**WHAT YOU SHOULD DO:**
Find the word "Power" in the listing; pull out each line holding it.

**DATA PROVIDED:**
========================================

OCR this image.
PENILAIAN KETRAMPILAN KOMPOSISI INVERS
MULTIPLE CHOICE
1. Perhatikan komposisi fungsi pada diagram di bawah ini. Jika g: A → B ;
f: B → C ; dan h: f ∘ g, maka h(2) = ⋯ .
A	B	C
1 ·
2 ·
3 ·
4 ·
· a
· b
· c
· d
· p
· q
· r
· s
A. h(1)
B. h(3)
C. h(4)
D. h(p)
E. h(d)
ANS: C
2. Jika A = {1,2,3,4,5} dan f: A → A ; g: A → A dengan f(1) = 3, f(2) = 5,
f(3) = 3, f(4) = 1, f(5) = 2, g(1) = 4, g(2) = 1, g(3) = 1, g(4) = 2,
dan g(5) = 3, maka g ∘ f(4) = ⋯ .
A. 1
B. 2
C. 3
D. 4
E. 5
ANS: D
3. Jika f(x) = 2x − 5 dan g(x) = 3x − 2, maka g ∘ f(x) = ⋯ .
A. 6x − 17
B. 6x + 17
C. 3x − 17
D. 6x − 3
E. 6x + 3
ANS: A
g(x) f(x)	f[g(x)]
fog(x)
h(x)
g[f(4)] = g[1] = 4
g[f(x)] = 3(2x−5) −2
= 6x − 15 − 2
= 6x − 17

========================================

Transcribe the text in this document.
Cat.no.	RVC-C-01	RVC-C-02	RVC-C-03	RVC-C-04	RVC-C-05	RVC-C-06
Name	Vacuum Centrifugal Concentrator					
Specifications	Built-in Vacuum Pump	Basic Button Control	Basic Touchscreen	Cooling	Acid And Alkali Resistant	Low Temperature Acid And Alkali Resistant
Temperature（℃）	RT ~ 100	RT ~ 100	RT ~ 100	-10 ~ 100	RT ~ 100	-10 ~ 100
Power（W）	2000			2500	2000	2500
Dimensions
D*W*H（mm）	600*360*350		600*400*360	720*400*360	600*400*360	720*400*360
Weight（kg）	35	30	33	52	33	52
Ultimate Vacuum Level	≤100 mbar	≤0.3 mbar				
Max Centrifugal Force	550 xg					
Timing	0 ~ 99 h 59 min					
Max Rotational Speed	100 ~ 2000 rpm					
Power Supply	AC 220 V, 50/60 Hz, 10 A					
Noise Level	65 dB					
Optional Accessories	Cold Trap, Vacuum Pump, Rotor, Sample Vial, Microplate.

========================================

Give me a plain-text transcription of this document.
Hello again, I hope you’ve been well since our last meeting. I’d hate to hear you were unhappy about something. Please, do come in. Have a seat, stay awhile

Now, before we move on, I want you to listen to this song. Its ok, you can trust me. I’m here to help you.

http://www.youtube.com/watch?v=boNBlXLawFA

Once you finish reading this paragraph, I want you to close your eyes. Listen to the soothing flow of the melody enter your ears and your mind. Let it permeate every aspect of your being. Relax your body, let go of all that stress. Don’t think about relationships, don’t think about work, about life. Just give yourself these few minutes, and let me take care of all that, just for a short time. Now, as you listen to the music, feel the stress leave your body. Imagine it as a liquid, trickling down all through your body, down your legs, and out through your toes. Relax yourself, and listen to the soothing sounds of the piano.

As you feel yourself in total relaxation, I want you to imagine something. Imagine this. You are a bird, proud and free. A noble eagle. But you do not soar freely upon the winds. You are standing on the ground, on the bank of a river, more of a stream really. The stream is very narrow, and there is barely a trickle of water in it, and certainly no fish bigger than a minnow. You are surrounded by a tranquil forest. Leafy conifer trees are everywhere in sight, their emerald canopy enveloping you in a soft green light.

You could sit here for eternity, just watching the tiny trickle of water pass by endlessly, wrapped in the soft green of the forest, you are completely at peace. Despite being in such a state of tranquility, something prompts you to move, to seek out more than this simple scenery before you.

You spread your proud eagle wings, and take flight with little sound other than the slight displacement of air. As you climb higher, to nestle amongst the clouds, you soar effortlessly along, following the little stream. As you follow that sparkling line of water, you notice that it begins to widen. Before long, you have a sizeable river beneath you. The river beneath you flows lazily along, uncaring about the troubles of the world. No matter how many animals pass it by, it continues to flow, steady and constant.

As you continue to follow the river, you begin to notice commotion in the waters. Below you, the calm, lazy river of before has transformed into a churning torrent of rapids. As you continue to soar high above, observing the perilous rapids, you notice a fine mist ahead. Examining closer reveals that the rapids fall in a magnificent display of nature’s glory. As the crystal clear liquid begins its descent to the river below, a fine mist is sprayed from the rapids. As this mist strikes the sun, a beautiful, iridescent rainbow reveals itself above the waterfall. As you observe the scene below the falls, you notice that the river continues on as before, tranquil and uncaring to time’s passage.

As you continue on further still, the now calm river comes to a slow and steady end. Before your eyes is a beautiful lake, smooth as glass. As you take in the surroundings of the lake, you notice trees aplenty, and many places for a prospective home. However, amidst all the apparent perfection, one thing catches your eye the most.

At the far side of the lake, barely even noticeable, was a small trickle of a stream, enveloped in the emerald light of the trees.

========================================

**THE SOLUTION:**
Power（W）	2000			2500	2000	2500
Power Supply	AC 220 V, 50/60 Hz, 10 A					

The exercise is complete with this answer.